— The problem —
State the count of lines below in which the word "Российской" appears, and add nothing.

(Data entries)

------------------------------------------------------------

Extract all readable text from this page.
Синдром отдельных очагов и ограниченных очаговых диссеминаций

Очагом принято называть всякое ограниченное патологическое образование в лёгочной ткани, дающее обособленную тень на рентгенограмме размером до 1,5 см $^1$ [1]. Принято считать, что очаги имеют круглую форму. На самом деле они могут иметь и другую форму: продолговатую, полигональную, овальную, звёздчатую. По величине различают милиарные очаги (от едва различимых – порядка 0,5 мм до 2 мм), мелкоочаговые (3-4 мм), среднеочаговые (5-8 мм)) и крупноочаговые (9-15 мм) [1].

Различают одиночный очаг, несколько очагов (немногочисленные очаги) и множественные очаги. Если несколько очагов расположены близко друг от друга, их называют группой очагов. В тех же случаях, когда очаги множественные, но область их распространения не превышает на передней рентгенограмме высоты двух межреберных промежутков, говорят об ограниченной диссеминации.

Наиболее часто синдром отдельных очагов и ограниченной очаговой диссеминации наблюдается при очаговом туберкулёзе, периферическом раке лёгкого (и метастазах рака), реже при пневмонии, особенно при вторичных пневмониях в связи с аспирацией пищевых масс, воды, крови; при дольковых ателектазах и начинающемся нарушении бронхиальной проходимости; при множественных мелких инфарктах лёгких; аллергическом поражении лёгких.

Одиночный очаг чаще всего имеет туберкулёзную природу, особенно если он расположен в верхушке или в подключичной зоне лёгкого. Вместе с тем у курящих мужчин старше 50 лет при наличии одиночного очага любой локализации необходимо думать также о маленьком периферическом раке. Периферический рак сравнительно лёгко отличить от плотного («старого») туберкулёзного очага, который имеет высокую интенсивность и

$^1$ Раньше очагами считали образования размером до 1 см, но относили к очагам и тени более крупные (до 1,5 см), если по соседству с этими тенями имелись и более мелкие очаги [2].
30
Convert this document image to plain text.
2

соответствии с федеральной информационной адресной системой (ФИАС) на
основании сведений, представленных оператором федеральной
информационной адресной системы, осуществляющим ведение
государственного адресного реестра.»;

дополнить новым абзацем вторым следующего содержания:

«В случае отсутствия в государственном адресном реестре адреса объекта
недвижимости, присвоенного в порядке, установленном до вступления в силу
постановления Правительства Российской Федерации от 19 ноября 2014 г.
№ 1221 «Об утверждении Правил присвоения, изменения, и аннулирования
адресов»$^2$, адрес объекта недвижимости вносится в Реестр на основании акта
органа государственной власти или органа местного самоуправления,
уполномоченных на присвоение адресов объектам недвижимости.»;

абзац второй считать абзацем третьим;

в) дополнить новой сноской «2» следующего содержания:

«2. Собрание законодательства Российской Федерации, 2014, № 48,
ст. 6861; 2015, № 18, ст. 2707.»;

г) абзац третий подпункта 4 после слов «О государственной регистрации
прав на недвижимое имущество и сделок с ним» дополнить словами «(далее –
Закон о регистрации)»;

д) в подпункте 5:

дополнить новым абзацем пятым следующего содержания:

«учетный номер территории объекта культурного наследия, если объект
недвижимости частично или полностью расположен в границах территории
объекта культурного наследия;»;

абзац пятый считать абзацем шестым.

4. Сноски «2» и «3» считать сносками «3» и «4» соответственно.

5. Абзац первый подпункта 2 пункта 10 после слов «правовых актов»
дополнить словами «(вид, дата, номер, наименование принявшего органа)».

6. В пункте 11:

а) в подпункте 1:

------------------------------------------------------------

— Result for this exercise —
2